* **Exercise input**:

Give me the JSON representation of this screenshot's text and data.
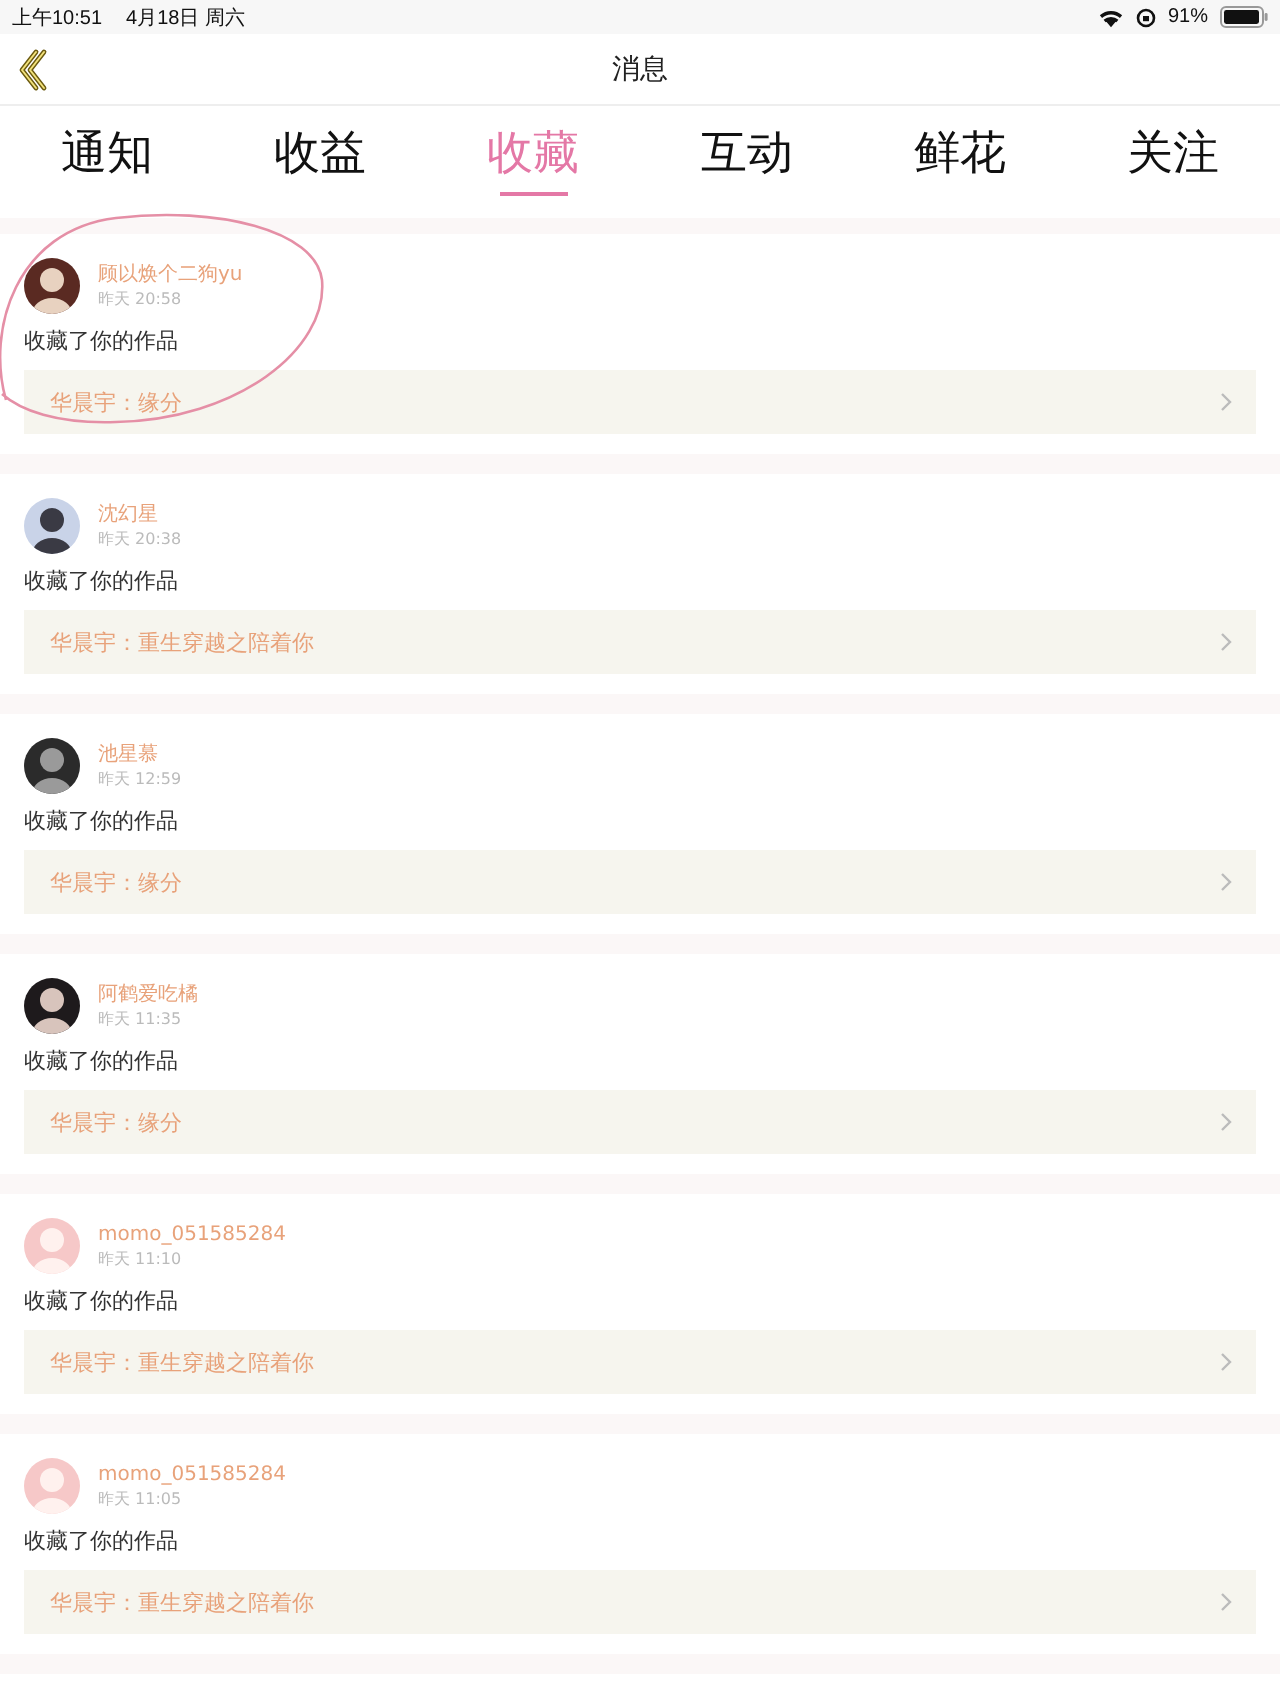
{
  "status_bar": {
    "time": "上午10:51",
    "date": "4月18日 周六",
    "battery": "91%"
  },
  "nav": {
    "title": "消息"
  },
  "tabs": [
    {
      "label": "通知",
      "selected": false
    },
    {
      "label": "收益",
      "selected": false
    },
    {
      "label": "收藏",
      "selected": true
    },
    {
      "label": "互动",
      "selected": false
    },
    {
      "label": "鲜花",
      "selected": false
    },
    {
      "label": "关注",
      "selected": false
    }
  ],
  "items": [
    {
      "user": "顾以焕个二狗yu",
      "time": "昨天 20:58",
      "action": "收藏了你的作品",
      "work": "华晨宇：缘分",
      "circled": true
    },
    {
      "user": "沈幻星",
      "time": "昨天 20:38",
      "action": "收藏了你的作品",
      "work": "华晨宇：重生穿越之陪着你",
      "circled": false
    },
    {
      "user": "池星慕",
      "time": "昨天 12:59",
      "action": "收藏了你的作品",
      "work": "华晨宇：缘分",
      "circled": false
    },
    {
      "user": "阿鹤爱吃橘",
      "time": "昨天 11:35",
      "action": "收藏了你的作品",
      "work": "华晨宇：缘分",
      "circled": false
    },
    {
      "user": "momo_051585284",
      "time": "昨天 11:10",
      "action": "收藏了你的作品",
      "work": "华晨宇：重生穿越之陪着你",
      "circled": false
    },
    {
      "user": "momo_051585284",
      "time": "昨天 11:05",
      "action": "收藏了你的作品",
      "work": "华晨宇：重生穿越之陪着你",
      "circled": false
    }
  ]
}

* **Task**:
Give the number of lines in the records that contain the string "label", with no other output.

* **Solution**:
6